=== Document segment ===
Any suggestions for this? How you guys test this case? Thanks.

gpeal commented 5 years ago

@littleGnAl What is the purpose of testing the intermediate state prior to the completion of the ViewModel init? That will never get dispatched to your UI or subscribers anyway. I would recommend just making sure that the state is correct after init.

littleGnAl commented 5 years ago

Hello, @gpeal thanks for your response. Because I want to make sure every state is correct include the the state indicate the loading, but not just the final state.

gpeal commented 5 years ago

@littleGnAl If it's really critical, you could create an initializeIfNeeded function that you call from any fragments that use the viewmodel in onCreate and that function could check if it is already initialized. Then in your test you could add your subscriber before calling it.

littleGnAl commented 5 years ago

@gpeal Thanks for your suggestion, do you mean the code like this:

class CustomViewModel(...) : MvRxViewModel<...>(initialState) {
  private var isInitialized = false

  fun initializeIfNeeded() {
    if (isInitialized) return
    ...

(Collected data)
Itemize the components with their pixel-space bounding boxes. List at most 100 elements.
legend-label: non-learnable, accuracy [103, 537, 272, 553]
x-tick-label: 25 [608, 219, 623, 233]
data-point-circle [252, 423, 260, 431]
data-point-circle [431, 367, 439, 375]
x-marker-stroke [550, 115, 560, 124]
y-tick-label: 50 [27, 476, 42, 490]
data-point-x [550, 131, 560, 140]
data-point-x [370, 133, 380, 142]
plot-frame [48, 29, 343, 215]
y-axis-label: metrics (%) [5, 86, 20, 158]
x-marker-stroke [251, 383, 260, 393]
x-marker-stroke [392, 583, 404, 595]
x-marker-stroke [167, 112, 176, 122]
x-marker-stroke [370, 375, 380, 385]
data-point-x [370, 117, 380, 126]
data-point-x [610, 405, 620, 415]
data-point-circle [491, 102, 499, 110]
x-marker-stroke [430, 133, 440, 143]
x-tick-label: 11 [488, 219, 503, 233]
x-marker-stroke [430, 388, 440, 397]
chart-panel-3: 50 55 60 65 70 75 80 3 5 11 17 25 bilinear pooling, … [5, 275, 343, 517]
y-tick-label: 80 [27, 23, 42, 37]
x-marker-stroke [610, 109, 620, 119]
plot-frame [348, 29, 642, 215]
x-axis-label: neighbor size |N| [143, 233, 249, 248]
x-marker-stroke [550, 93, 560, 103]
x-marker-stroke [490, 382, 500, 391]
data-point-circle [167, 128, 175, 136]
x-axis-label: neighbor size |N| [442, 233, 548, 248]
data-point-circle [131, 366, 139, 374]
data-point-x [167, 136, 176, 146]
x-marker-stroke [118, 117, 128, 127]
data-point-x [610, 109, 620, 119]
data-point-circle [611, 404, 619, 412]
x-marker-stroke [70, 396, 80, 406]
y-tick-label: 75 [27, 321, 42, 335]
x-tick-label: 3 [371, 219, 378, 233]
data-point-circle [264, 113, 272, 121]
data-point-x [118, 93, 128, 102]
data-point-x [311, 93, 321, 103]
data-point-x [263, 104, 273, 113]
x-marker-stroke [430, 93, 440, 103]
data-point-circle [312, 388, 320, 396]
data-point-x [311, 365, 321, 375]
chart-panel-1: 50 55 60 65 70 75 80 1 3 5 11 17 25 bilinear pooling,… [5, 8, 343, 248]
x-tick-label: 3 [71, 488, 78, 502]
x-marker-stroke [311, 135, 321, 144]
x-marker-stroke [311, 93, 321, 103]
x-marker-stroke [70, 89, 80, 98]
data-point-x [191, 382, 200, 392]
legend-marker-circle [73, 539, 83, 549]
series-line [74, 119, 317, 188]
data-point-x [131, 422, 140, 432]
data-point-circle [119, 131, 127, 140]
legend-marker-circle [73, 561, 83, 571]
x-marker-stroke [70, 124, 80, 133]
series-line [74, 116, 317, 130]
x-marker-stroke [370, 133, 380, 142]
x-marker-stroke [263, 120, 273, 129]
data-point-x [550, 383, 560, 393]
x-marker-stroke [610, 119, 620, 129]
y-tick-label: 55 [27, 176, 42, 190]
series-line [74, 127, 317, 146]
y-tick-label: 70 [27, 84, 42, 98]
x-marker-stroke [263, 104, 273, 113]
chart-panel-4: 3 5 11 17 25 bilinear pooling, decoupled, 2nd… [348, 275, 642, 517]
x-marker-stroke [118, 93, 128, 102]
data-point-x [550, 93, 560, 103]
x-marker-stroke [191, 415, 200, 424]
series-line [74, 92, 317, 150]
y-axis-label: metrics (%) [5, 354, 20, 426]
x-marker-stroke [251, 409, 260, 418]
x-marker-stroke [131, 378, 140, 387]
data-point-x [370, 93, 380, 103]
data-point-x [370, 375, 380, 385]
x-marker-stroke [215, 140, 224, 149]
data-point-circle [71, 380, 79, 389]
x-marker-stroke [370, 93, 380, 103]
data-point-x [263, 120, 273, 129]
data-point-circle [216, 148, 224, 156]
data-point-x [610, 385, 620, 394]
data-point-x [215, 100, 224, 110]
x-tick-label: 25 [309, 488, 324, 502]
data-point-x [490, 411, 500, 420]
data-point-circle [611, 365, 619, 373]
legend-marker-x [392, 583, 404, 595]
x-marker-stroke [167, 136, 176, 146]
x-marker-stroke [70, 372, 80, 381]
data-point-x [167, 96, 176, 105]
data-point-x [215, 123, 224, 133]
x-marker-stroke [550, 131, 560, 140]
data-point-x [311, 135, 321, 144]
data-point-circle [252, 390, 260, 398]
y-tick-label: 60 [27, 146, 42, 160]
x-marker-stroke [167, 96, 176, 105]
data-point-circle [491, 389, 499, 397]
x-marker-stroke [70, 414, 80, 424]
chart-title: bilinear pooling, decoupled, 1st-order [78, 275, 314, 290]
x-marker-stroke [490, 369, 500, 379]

=== Required action A ===
In the discussion about testing a ViewModel's state during init, what function does gpeal suggest creating?
=== Required action B ===
Extend the discussion about testing a ViewModel's state during init, starting after its last line.

=== Response area A ===
An initializeIfNeeded function, called from fragments in onCreate, that checks whether the ViewModel is already initialized.

=== Response area B ===
    isInitialized = true
  }
}

class CustomFragment : BaseFragment() {

  private val viewModel by fragmentViewModel(...)

  override fun onCreate(savedInstanceState: Bundle?) {
    super.onCreate(savedInstanceState)
    viewModel.initializeIfNeeded()
  }
}
gpeal commented 5 years ago

@littleGnAl No, you want to use some property on your state to determine that because MvRx can restore your state in a new process with @PersistState

You might want to do something like:

data class MyState(
    val someProp: Async<String>,
    ...
) : MvRxState

class MyViewModel(state: MyState) : MvRxViewModel<MyState>(state) {

    fun initializeIfNeeded() = withState { state ->
        if (state.someProp !is Uninitialized) return@withState
        // initialize
    }
}

where someProp is initialized to something in your initialize function.

gpeal commented 5 years ago

@littleGnAl In general, never store state as properties in your ViewModel. They should be totally stateless. If this resolves your issue, can you close it?

littleGnAl commented 5 years ago

@gpeal Sorry for so late to respond, thanks for your good suggestion, but there's a case that I don't really like using Async<*>, such the code below:

data class SummaryMvRxViewState(
  val isLoading: Boolean = false,
  val summaryChartData: SummaryChartData = SummaryChartData(),
  val summaryItemList: List<SummaryListItem> = emptyList(),
  val error: Throwable? = null
) : MvRxState

  fun loadSummary() {
    Observable.zip(
        getSummaryChartData(),
        getSummaryItemList(),
        BiFunction { summaryChartData: SummaryChartData, list: List<SummaryListItem> ->
          summaryChartData to list
        })
        .execute {
          when (it) {
            is Fail -> {
              copy(isLoading = false, error = it.error)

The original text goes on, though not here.